Aim | Where a line contains the string "projet", copy that line.

The data |
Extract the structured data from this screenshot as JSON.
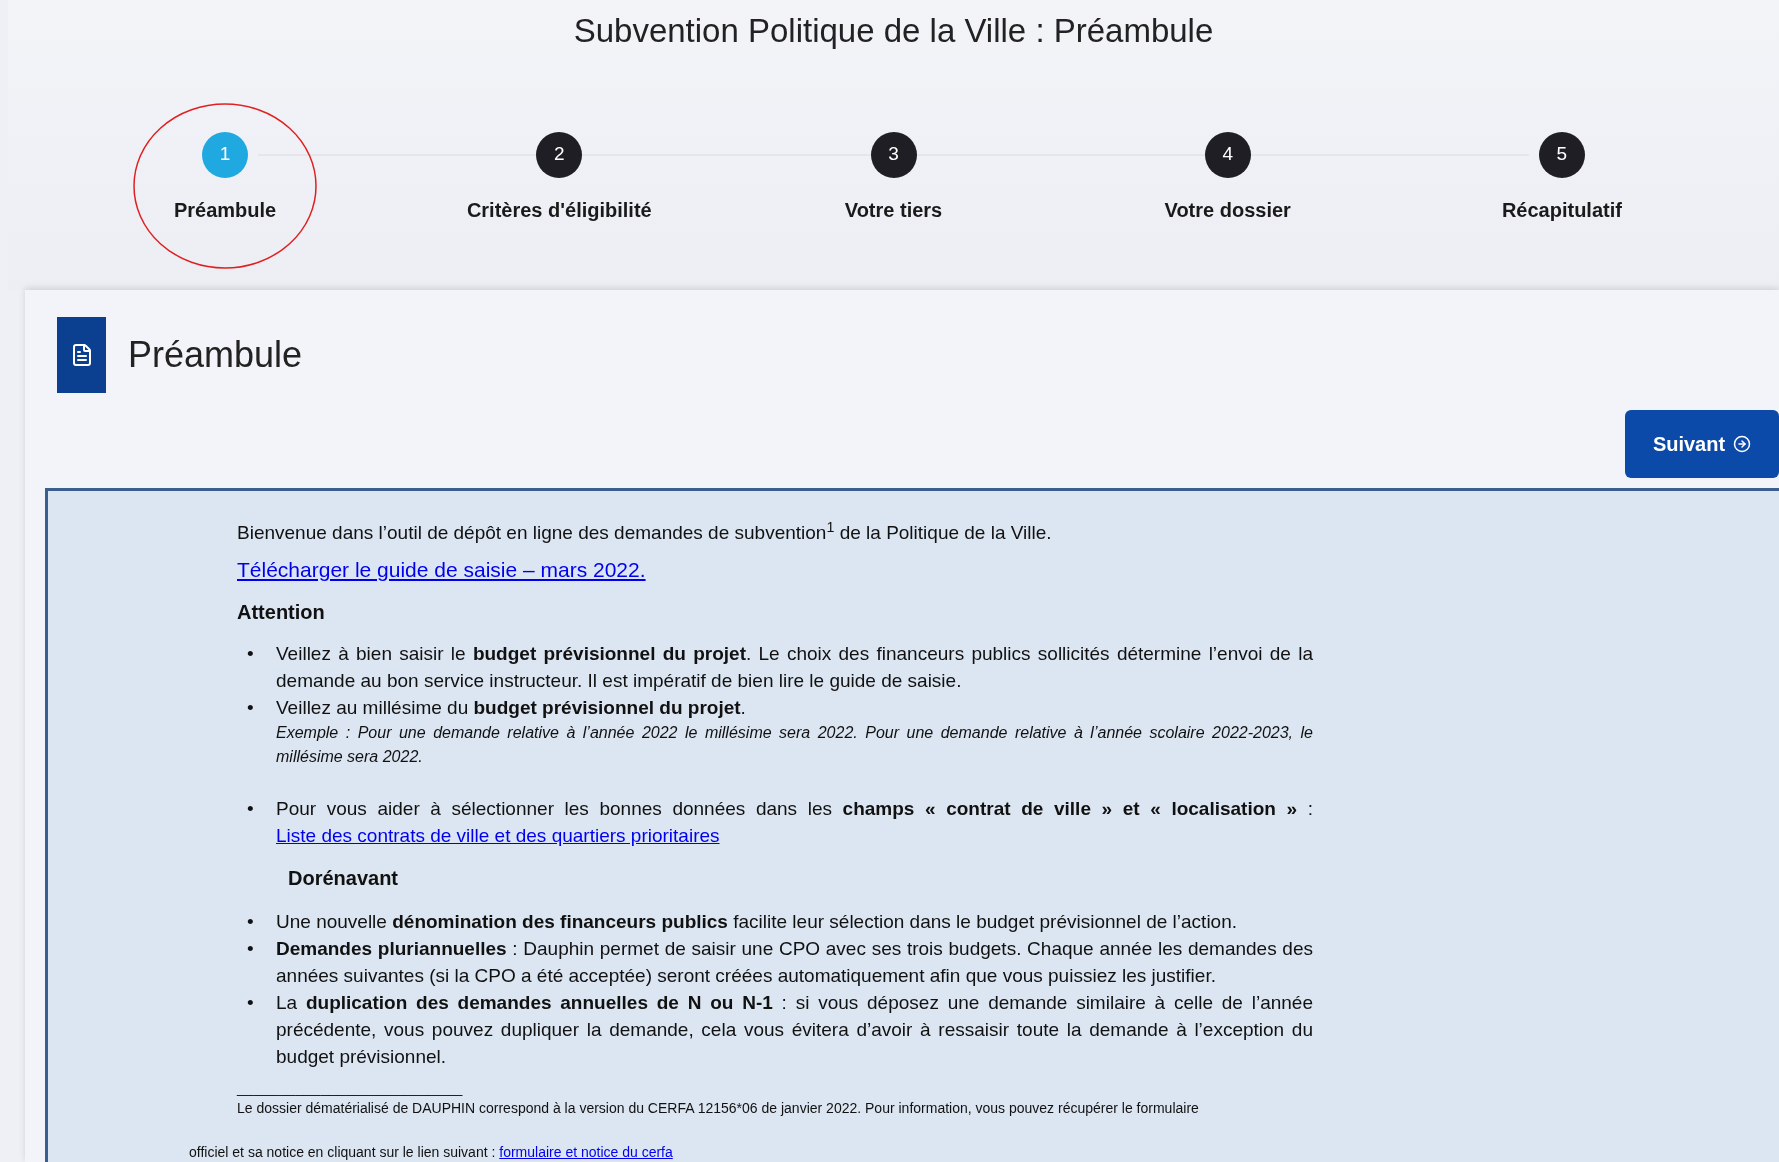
{
  "title": "Subvention Politique de la Ville : Préambule",
  "steps": [
    {
      "number": "1",
      "label": "Préambule",
      "selected": true,
      "circled": true
    },
    {
      "number": "2",
      "label": "Critères d'éligibilité",
      "selected": false,
      "circled": false
    },
    {
      "number": "3",
      "label": "Votre tiers",
      "selected": false,
      "circled": false
    },
    {
      "number": "4",
      "label": "Votre dossier",
      "selected": false,
      "circled": false
    },
    {
      "number": "5",
      "label": "Récapitulatif",
      "selected": false,
      "circled": false
    }
  ],
  "section": {
    "title": "Préambule"
  },
  "next_button": {
    "label": "Suivant"
  },
  "content": {
    "intro": "Bienvenue dans l’outil de dépôt en ligne des demandes de subvention$^{1}$ de la Politique de la Ville.",
    "guide_link": "Télécharger le guide de saisie – mars 2022.",
    "attention_heading": "Attention",
    "attention_items": [
      {
        "bullet": "•",
        "text": "Veillez à bien saisir le **budget prévisionnel du projet**. Le choix des financeurs publics sollicités détermine l’envoi de la demande au bon service instructeur. Il  est impératif de bien lire le guide de saisie."
      },
      {
        "bullet": "•",
        "text": "Veillez au millésime du **budget prévisionnel  du projet**.",
        "example": "Exemple : Pour une demande relative à l’année 2022 le millésime sera 2022. Pour une demande relative à l’année scolaire 2022-2023, le millésime sera 2022."
      },
      {
        "bullet": "•",
        "text": "Pour vous aider à sélectionner les bonnes données dans les **champs « contrat de ville » et « localisation »** :",
        "link": "Liste des contrats de ville et des quartiers prioritaires"
      }
    ],
    "dorenavant_heading": "Dorénavant",
    "dorenavant_items": [
      {
        "bullet": "•",
        "text": "Une nouvelle **dénomination des financeurs publics** facilite leur sélection dans le budget prévisionnel de l’action."
      },
      {
        "bullet": "•",
        "text": "**Demandes pluriannuelles** : Dauphin  permet de saisir une CPO avec ses trois budgets. Chaque année les demandes des années suivantes (si la CPO a été acceptée) seront créées automatiquement afin que vous puissiez les justifier."
      },
      {
        "bullet": "•",
        "text": "La **duplication des demandes annuelles de N ou N-1** : si vous déposez une demande similaire à celle de l’année précédente, vous pouvez dupliquer la demande, cela vous évitera d’avoir à ressaisir toute la demande à l’exception du budget prévisionnel."
      }
    ],
    "footnote_rule": "___________________________",
    "footnote": "Le dossier dématérialisé de DAUPHIN correspond à la version du CERFA 12156*06 de janvier 2022. Pour information, vous pouvez récupérer le formulaire",
    "footnote_continued": "officiel et sa notice en cliquant sur le lien suivant :",
    "footnote_link": "formulaire et notice du cerfa"
  }
}
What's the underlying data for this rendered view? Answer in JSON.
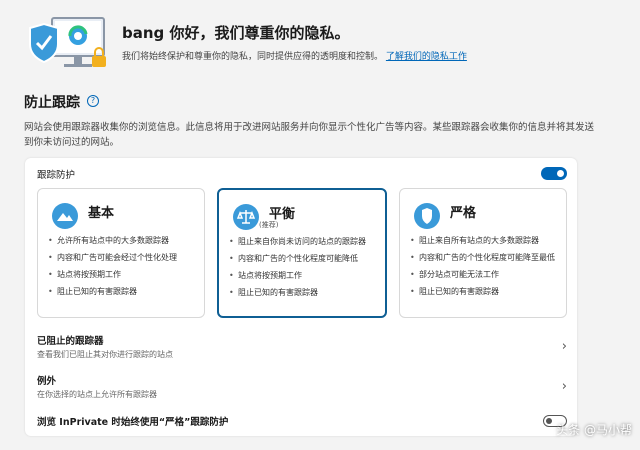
{
  "hero": {
    "title": "bang 你好，我们尊重你的隐私。",
    "description": "我们将始终保护和尊重你的隐私，同时提供应得的透明度和控制。",
    "link": "了解我们的隐私工作"
  },
  "section": {
    "title": "防止跟踪",
    "description": "网站会使用跟踪器收集你的浏览信息。此信息将用于改进网站服务并向你显示个性化广告等内容。某些跟踪器会收集你的信息并将其发送到你未访问过的网站。"
  },
  "panel": {
    "header": "跟踪防护",
    "toggle_state": "on",
    "cards": [
      {
        "title": "基本",
        "subtitle": "",
        "icon": "mountain-icon",
        "selected": false,
        "items": [
          "允许所有站点中的大多数跟踪器",
          "内容和广告可能会经过个性化处理",
          "站点将按预期工作",
          "阻止已知的有害跟踪器"
        ]
      },
      {
        "title": "平衡",
        "subtitle": "(推荐)",
        "icon": "scale-icon",
        "selected": true,
        "items": [
          "阻止来自你尚未访问的站点的跟踪器",
          "内容和广告的个性化程度可能降低",
          "站点将按预期工作",
          "阻止已知的有害跟踪器"
        ]
      },
      {
        "title": "严格",
        "subtitle": "",
        "icon": "shield-icon",
        "selected": false,
        "items": [
          "阻止来自所有站点的大多数跟踪器",
          "内容和广告的个性化程度可能降至最低",
          "部分站点可能无法工作",
          "阻止已知的有害跟踪器"
        ]
      }
    ],
    "rows": [
      {
        "title": "已阻止的跟踪器",
        "description": "查看我们已阻止其对你进行跟踪的站点"
      },
      {
        "title": "例外",
        "description": "在你选择的站点上允许所有跟踪器"
      },
      {
        "title": "浏览 InPrivate 时始终使用“严格”跟踪防护",
        "description": ""
      }
    ]
  },
  "watermark": "头条 @马小帮",
  "colors": {
    "accent": "#0067b8",
    "selected_border": "#0f5f94",
    "background": "#f3f3f3"
  }
}
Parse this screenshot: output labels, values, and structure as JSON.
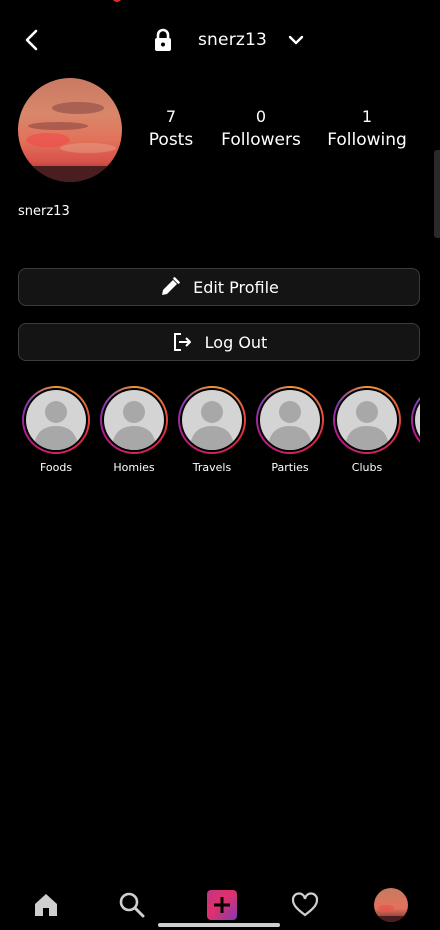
{
  "header": {
    "username": "snerz13",
    "icons": {
      "back": "back-arrow-icon",
      "lock": "lock-icon",
      "dropdown": "chevron-down-icon"
    }
  },
  "profile": {
    "display_name": "snerz13",
    "stats": [
      {
        "value": "7",
        "label": "Posts"
      },
      {
        "value": "0",
        "label": "Followers"
      },
      {
        "value": "1",
        "label": "Following"
      }
    ]
  },
  "buttons": {
    "edit_profile": "Edit Profile",
    "log_out": "Log Out"
  },
  "highlights": [
    {
      "label": "Foods"
    },
    {
      "label": "Homies"
    },
    {
      "label": "Travels"
    },
    {
      "label": "Parties"
    },
    {
      "label": "Clubs"
    },
    {
      "label": ""
    }
  ],
  "bottom_nav": {
    "items": [
      "home-icon",
      "search-icon",
      "add-post-icon",
      "heart-icon",
      "profile-avatar"
    ]
  },
  "colors": {
    "background": "#000000",
    "button_bg": "#141414",
    "button_border": "#3c3c3c",
    "story_ring_start": "#f09433",
    "story_ring_end": "#833ab4",
    "add_button": "#e1306c"
  }
}
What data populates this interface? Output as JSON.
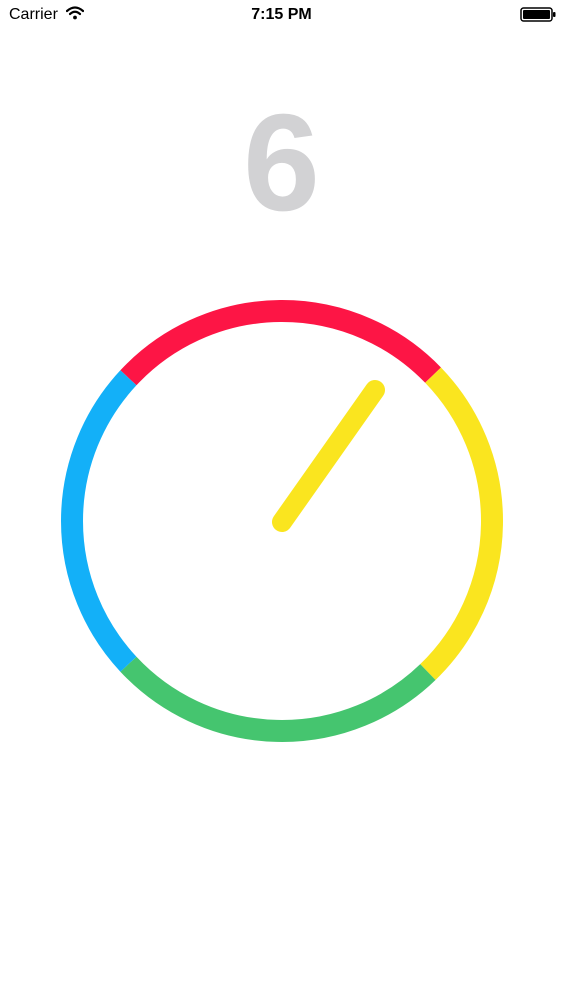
{
  "status_bar": {
    "carrier": "Carrier",
    "time": "7:15 PM",
    "wifi_icon": "wifi-icon",
    "battery_icon": "battery-icon"
  },
  "game": {
    "score": "6",
    "score_color": "#d2d2d4",
    "ring_segments": [
      {
        "name": "red",
        "color": "#fd1545"
      },
      {
        "name": "yellow",
        "color": "#fae51f"
      },
      {
        "name": "green",
        "color": "#45c56f"
      },
      {
        "name": "blue",
        "color": "#13b0f8"
      }
    ],
    "needle_color": "#fae51f",
    "needle_pointing_segment": "yellow"
  }
}
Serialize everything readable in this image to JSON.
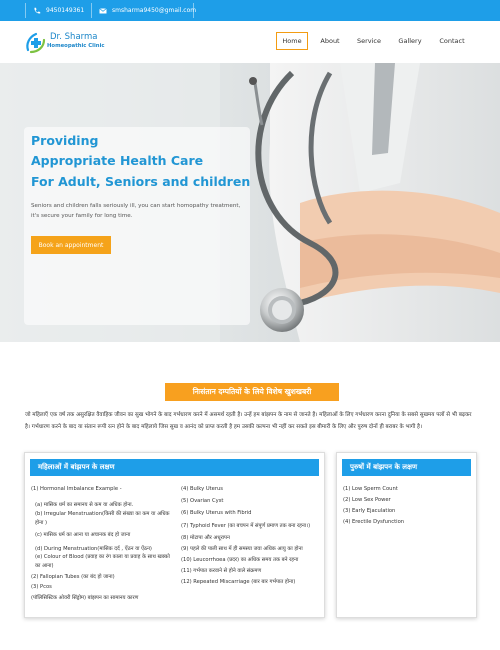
{
  "topbar": {
    "phone": "9450149361",
    "email": "smsharma9450@gmail.com"
  },
  "brand": {
    "name": "Dr. Sharma",
    "subtitle": "Homeopathic Clinic"
  },
  "nav": [
    "Home",
    "About",
    "Service",
    "Gallery",
    "Contact"
  ],
  "hero": {
    "title_lines": [
      "Providing",
      "Appropriate Health Care",
      "For Adult, Seniors and children"
    ],
    "text": "Seniors and children falls seriously ill, you can start homopathy treatment, it's secure your family for long time.",
    "button": "Book an appointment"
  },
  "section": {
    "banner": "निःसंतान दम्पतियों के लिये विशेष खुशखबरी",
    "intro": "जो महिलाएँ एक वर्ष तक असुरक्षित वैवाहिक जीवन का सुख भोगने के बाद गर्भधारण करने में असमर्थ रहती है। उन्हें हम बांझपन के नाम से जानते है। महिलाओं के लिए गर्भधारण करना दुनिया के सबसे सुखमय पलों से भी बढ़कर है। गर्भधारण करने के बाद या संतान रूपी रत्न होने के बाद महिलाये जिस सुख व आनंद को प्राप्त करती है हम उसकी कल्पना भी नहीं कर सकते इस बीमारी के लिए और पुरुष दोनों ही बराबर के भागी है।"
  },
  "women": {
    "heading": "महिलाओं में बांझपन के लक्षण",
    "col1": [
      "(1) Hormonal Imbalance Example -",
      "(a) मासिक धर्म का समानय से कम या अधिक होना.",
      "(b) Irregular Menstruation(किसी की संख्या का कम या अधिक होना )",
      "(c) मासिक धर्म का आना या अचानक बंद हो जाना",
      "(d) During Menstruation(मासिक दर्द , ऐंठन या ऐंठन)",
      "(e) Colour of Blood (प्रवाह का रंग काला या प्रवाह के साथ खक्को का आना)",
      "(2) Fallopian Tubes (का बंद हो जाना)",
      "(3) Pcos",
      "(पॉलिसिस्टिक ओवरी सिंड्रोम) बांझपन का सामानय कारण"
    ],
    "col2": [
      "(4) Bulky Uterus",
      "(5) Ovarian Cyst",
      "(6) Bulky Uterus with Fibrid",
      "(7) Typhoid Fever (का बचपन में संपूर्ण प्रमाण तक बना रहना।)",
      "(8) मोटापा और अधूरापन",
      "(9) पहले की पाली साथ में ही समस्या जवा अधिक आयु का होना",
      "(10) Leucorrhoea (प्रदर) का अधिक समय तक बने रहना",
      "(11) गर्भपात करवाने से होने वाले संक्रमण",
      "(12) Repeated Miscarriage (बार बार गर्भपात होना)"
    ]
  },
  "men": {
    "heading": "पुरुषों में बांझपन के लक्षण",
    "items": [
      "(1) Low Sperm Count",
      "(2) Low Sex Power",
      "(3) Early Ejaculation",
      "(4) Erectile Dysfunction"
    ]
  }
}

Response below |
        "text": "Veillez à bien saisir le **budget prévisionnel du projet**. Le choix des financeurs publics sollicités détermine l’envoi de la demande au bon service instructeur. Il  est impératif de bien lire le guide de saisie."
        "text": "Veillez au millésime du **budget prévisionnel  du projet**.",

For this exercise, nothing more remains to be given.